WHAT YOU ARE ASKED TO DO: Return all lines in the material below that contain "ylabel".

[Dataset listings of figures]
[Begin]

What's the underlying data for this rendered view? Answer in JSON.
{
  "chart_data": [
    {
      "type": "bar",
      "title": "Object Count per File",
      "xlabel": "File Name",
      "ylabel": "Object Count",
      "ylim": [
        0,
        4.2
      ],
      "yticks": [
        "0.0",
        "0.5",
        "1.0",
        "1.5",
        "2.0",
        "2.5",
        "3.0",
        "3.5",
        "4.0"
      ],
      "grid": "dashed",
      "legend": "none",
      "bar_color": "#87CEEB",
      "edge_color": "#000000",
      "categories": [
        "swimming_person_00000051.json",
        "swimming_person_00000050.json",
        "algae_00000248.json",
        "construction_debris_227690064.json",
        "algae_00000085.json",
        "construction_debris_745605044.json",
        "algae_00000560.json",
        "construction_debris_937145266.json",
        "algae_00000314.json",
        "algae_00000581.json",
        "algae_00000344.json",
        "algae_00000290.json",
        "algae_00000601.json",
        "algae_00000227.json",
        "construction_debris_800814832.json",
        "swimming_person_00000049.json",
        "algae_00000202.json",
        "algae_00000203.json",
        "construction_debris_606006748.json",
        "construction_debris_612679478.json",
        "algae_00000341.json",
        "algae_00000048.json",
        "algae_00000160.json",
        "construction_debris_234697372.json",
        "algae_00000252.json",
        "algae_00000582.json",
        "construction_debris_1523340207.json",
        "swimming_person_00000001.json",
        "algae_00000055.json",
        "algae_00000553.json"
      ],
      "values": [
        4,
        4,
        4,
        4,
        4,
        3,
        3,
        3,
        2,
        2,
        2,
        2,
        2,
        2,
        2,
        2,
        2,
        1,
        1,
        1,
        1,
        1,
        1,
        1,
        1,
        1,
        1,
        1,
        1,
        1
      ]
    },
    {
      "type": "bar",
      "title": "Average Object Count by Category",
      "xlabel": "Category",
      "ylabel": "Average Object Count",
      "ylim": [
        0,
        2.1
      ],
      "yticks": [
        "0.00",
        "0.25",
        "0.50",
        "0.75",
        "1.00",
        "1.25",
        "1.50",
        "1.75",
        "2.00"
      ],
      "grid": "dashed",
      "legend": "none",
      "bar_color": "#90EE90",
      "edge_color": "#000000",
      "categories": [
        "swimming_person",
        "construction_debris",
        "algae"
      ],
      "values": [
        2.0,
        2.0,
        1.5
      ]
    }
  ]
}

[End]

SOLVED PROBLEM:
      "ylabel": "Object Count",
      "ylabel": "Average Object Count",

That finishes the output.